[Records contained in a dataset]
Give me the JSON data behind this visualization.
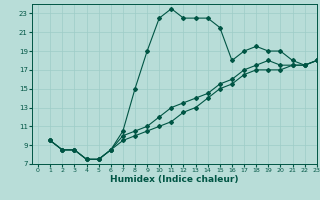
{
  "title": "",
  "xlabel": "Humidex (Indice chaleur)",
  "background_color": "#b8ddd8",
  "grid_color": "#9eccc7",
  "line_color": "#005544",
  "xlim": [
    -0.5,
    23
  ],
  "ylim": [
    7,
    24
  ],
  "yticks": [
    7,
    9,
    11,
    13,
    15,
    17,
    19,
    21,
    23
  ],
  "xticks": [
    0,
    1,
    2,
    3,
    4,
    5,
    6,
    7,
    8,
    9,
    10,
    11,
    12,
    13,
    14,
    15,
    16,
    17,
    18,
    19,
    20,
    21,
    22,
    23
  ],
  "line1_x": [
    1,
    2,
    3,
    4,
    5,
    6,
    7,
    8,
    9,
    10,
    11,
    12,
    13,
    14,
    15,
    16,
    17,
    18,
    19,
    20,
    21,
    22,
    23
  ],
  "line1_y": [
    9.5,
    8.5,
    8.5,
    7.5,
    7.5,
    8.5,
    10.5,
    15.0,
    19.0,
    22.5,
    23.5,
    22.5,
    22.5,
    22.5,
    21.5,
    18.0,
    19.0,
    19.5,
    19.0,
    19.0,
    18.0,
    17.5,
    18.0
  ],
  "line2_x": [
    1,
    2,
    3,
    4,
    5,
    6,
    7,
    8,
    9,
    10,
    11,
    12,
    13,
    14,
    15,
    16,
    17,
    18,
    19,
    20,
    21,
    22,
    23
  ],
  "line2_y": [
    9.5,
    8.5,
    8.5,
    7.5,
    7.5,
    8.5,
    10.0,
    10.5,
    11.0,
    12.0,
    13.0,
    13.5,
    14.0,
    14.5,
    15.5,
    16.0,
    17.0,
    17.5,
    18.0,
    17.5,
    17.5,
    17.5,
    18.0
  ],
  "line3_x": [
    1,
    2,
    3,
    4,
    5,
    6,
    7,
    8,
    9,
    10,
    11,
    12,
    13,
    14,
    15,
    16,
    17,
    18,
    19,
    20,
    21,
    22,
    23
  ],
  "line3_y": [
    9.5,
    8.5,
    8.5,
    7.5,
    7.5,
    8.5,
    9.5,
    10.0,
    10.5,
    11.0,
    11.5,
    12.5,
    13.0,
    14.0,
    15.0,
    15.5,
    16.5,
    17.0,
    17.0,
    17.0,
    17.5,
    17.5,
    18.0
  ]
}
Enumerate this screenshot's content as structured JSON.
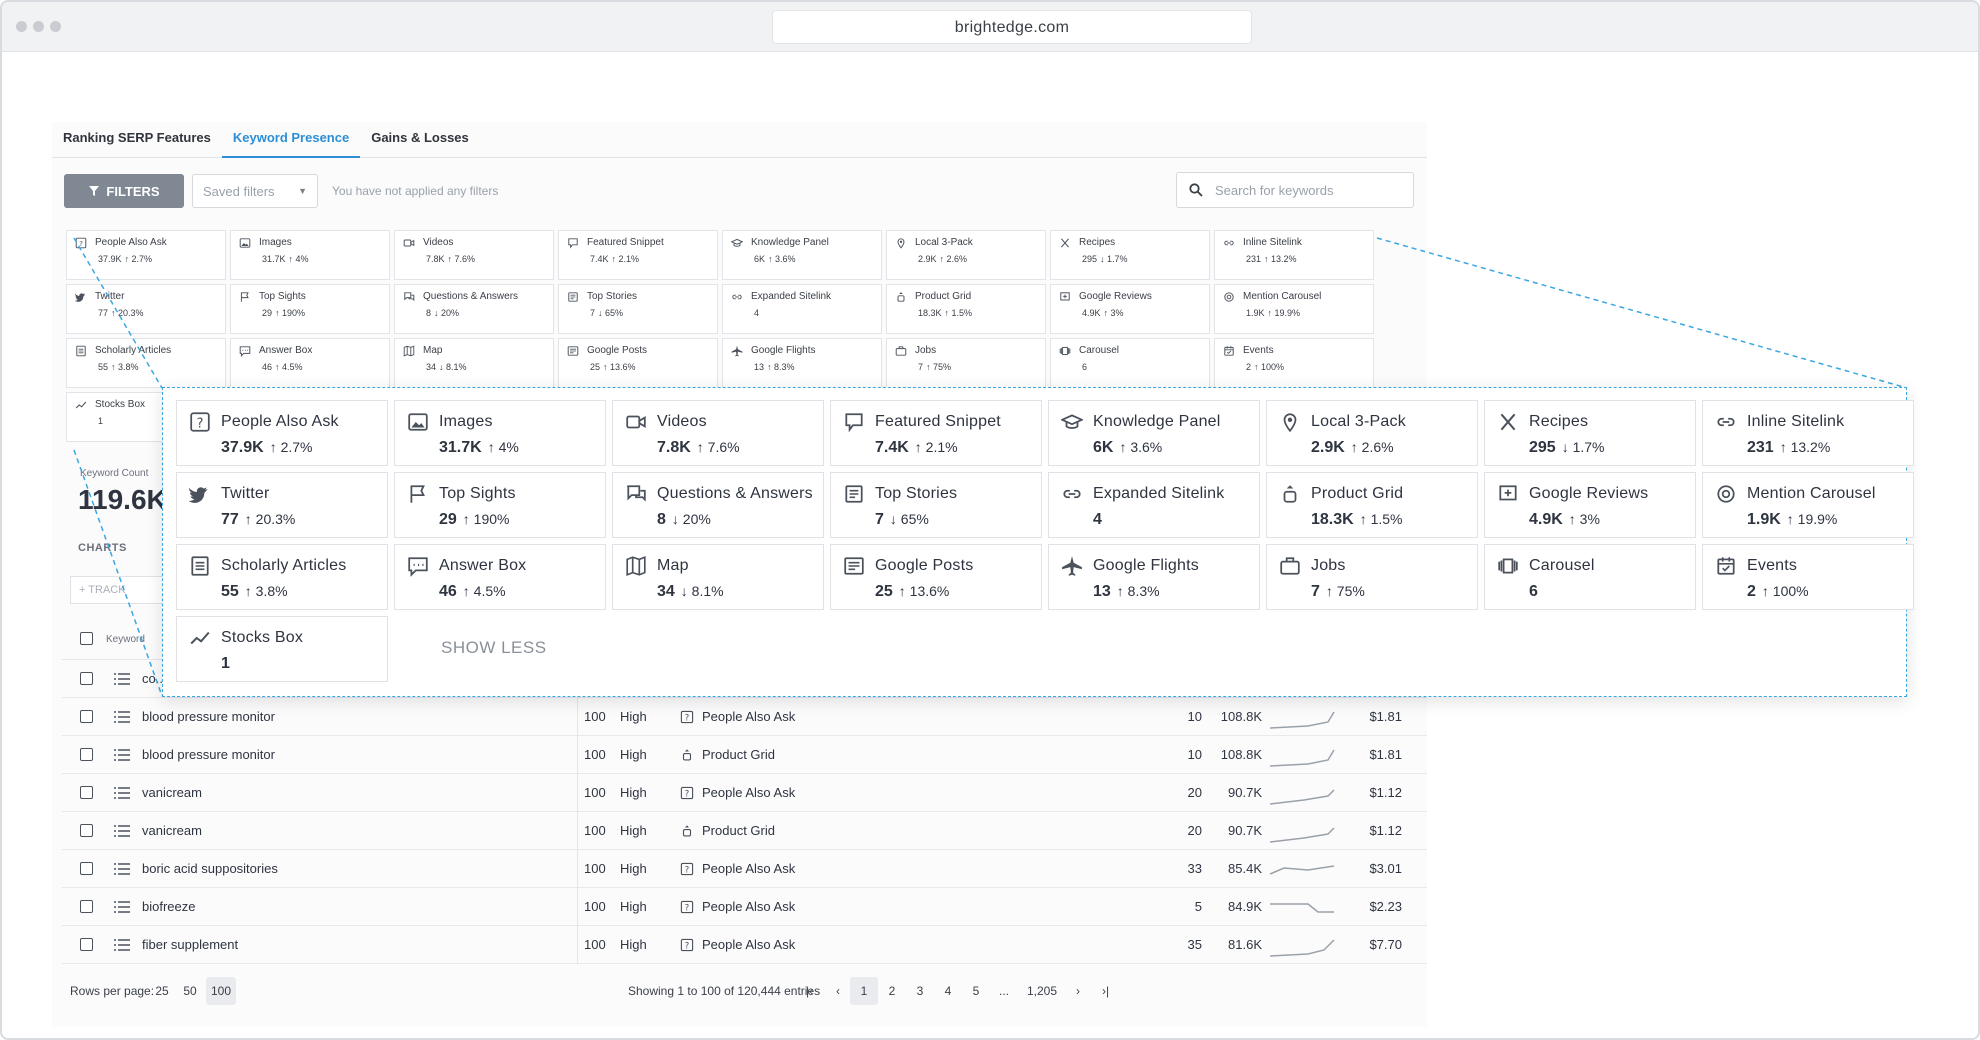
{
  "browser": {
    "url": "brightedge.com"
  },
  "tabs": [
    {
      "label": "Ranking SERP Features"
    },
    {
      "label": "Keyword Presence"
    },
    {
      "label": "Gains & Losses"
    }
  ],
  "filterbar": {
    "filters_label": "FILTERS",
    "saved_filters": "Saved filters",
    "no_filters_text": "You have not applied any filters",
    "search_placeholder": "Search for keywords"
  },
  "features": [
    {
      "name": "People Also Ask",
      "value": "37.9K",
      "change": "↑ 2.7%",
      "icon": "question-icon"
    },
    {
      "name": "Images",
      "value": "31.7K",
      "change": "↑ 4%",
      "icon": "image-icon"
    },
    {
      "name": "Videos",
      "value": "7.8K",
      "change": "↑ 7.6%",
      "icon": "video-icon"
    },
    {
      "name": "Featured Snippet",
      "value": "7.4K",
      "change": "↑ 2.1%",
      "icon": "snippet-icon"
    },
    {
      "name": "Knowledge Panel",
      "value": "6K",
      "change": "↑ 3.6%",
      "icon": "graduation-cap-icon"
    },
    {
      "name": "Local 3-Pack",
      "value": "2.9K",
      "change": "↑ 2.6%",
      "icon": "map-pin-icon"
    },
    {
      "name": "Recipes",
      "value": "295",
      "change": "↓ 1.7%",
      "icon": "utensils-icon"
    },
    {
      "name": "Inline Sitelink",
      "value": "231",
      "change": "↑ 13.2%",
      "icon": "link-icon"
    },
    {
      "name": "Twitter",
      "value": "77",
      "change": "↑ 20.3%",
      "icon": "twitter-icon"
    },
    {
      "name": "Top Sights",
      "value": "29",
      "change": "↑ 190%",
      "icon": "flag-icon"
    },
    {
      "name": "Questions & Answers",
      "value": "8",
      "change": "↓ 20%",
      "icon": "chat-icon"
    },
    {
      "name": "Top Stories",
      "value": "7",
      "change": "↓ 65%",
      "icon": "newspaper-icon"
    },
    {
      "name": "Expanded Sitelink",
      "value": "4",
      "change": "",
      "icon": "link-icon"
    },
    {
      "name": "Product Grid",
      "value": "18.3K",
      "change": "↑ 1.5%",
      "icon": "product-icon"
    },
    {
      "name": "Google Reviews",
      "value": "4.9K",
      "change": "↑ 3%",
      "icon": "review-icon"
    },
    {
      "name": "Mention Carousel",
      "value": "1.9K",
      "change": "↑ 19.9%",
      "icon": "at-icon"
    },
    {
      "name": "Scholarly Articles",
      "value": "55",
      "change": "↑ 3.8%",
      "icon": "article-icon"
    },
    {
      "name": "Answer Box",
      "value": "46",
      "change": "↑ 4.5%",
      "icon": "answer-box-icon"
    },
    {
      "name": "Map",
      "value": "34",
      "change": "↓ 8.1%",
      "icon": "map-icon"
    },
    {
      "name": "Google Posts",
      "value": "25",
      "change": "↑ 13.6%",
      "icon": "posts-icon"
    },
    {
      "name": "Google Flights",
      "value": "13",
      "change": "↑ 8.3%",
      "icon": "plane-icon"
    },
    {
      "name": "Jobs",
      "value": "7",
      "change": "↑ 75%",
      "icon": "briefcase-icon"
    },
    {
      "name": "Carousel",
      "value": "6",
      "change": "",
      "icon": "carousel-icon"
    },
    {
      "name": "Events",
      "value": "2",
      "change": "↑ 100%",
      "icon": "calendar-icon"
    },
    {
      "name": "Stocks Box",
      "value": "1",
      "change": "",
      "icon": "trend-icon"
    }
  ],
  "show_less": "SHOW LESS",
  "summary": {
    "keyword_count_label": "Keyword Count",
    "keyword_count": "119.6K",
    "charts_label": "CHARTS",
    "track_label": "+ TRACK"
  },
  "table": {
    "header_keyword": "Keyword",
    "rows": [
      {
        "keyword": "co...",
        "volume": "",
        "competition": "",
        "feature": "",
        "rank": "",
        "search_volume": "",
        "cpc": ""
      },
      {
        "keyword": "blood pressure monitor",
        "volume": "100",
        "competition": "High",
        "feature": "People Also Ask",
        "feature_icon": "question-icon",
        "rank": "10",
        "search_volume": "108.8K",
        "cpc": "$1.81"
      },
      {
        "keyword": "blood pressure monitor",
        "volume": "100",
        "competition": "High",
        "feature": "Product Grid",
        "feature_icon": "product-icon",
        "rank": "10",
        "search_volume": "108.8K",
        "cpc": "$1.81"
      },
      {
        "keyword": "vanicream",
        "volume": "100",
        "competition": "High",
        "feature": "People Also Ask",
        "feature_icon": "question-icon",
        "rank": "20",
        "search_volume": "90.7K",
        "cpc": "$1.12"
      },
      {
        "keyword": "vanicream",
        "volume": "100",
        "competition": "High",
        "feature": "Product Grid",
        "feature_icon": "product-icon",
        "rank": "20",
        "search_volume": "90.7K",
        "cpc": "$1.12"
      },
      {
        "keyword": "boric acid suppositories",
        "volume": "100",
        "competition": "High",
        "feature": "People Also Ask",
        "feature_icon": "question-icon",
        "rank": "33",
        "search_volume": "85.4K",
        "cpc": "$3.01"
      },
      {
        "keyword": "biofreeze",
        "volume": "100",
        "competition": "High",
        "feature": "People Also Ask",
        "feature_icon": "question-icon",
        "rank": "5",
        "search_volume": "84.9K",
        "cpc": "$2.23"
      },
      {
        "keyword": "fiber supplement",
        "volume": "100",
        "competition": "High",
        "feature": "People Also Ask",
        "feature_icon": "question-icon",
        "rank": "35",
        "search_volume": "81.6K",
        "cpc": "$7.70"
      }
    ]
  },
  "pagination": {
    "rows_per_page_label": "Rows per page:",
    "rows_options": [
      "25",
      "50",
      "100"
    ],
    "showing": "Showing 1 to 100 of 120,444 entries",
    "pages": [
      "1",
      "2",
      "3",
      "4",
      "5",
      "...",
      "1,205"
    ]
  },
  "colors": {
    "accent": "#2c8fd6",
    "zoom_border": "#3ba7e0",
    "filters_button": "#7f8893"
  }
}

What is required =
Look through the data and show every line containing "JSON".

Solution to the exercise =
Give me the JSON data behind this visualization.
Enumerate this screenshot's content as structured JSON.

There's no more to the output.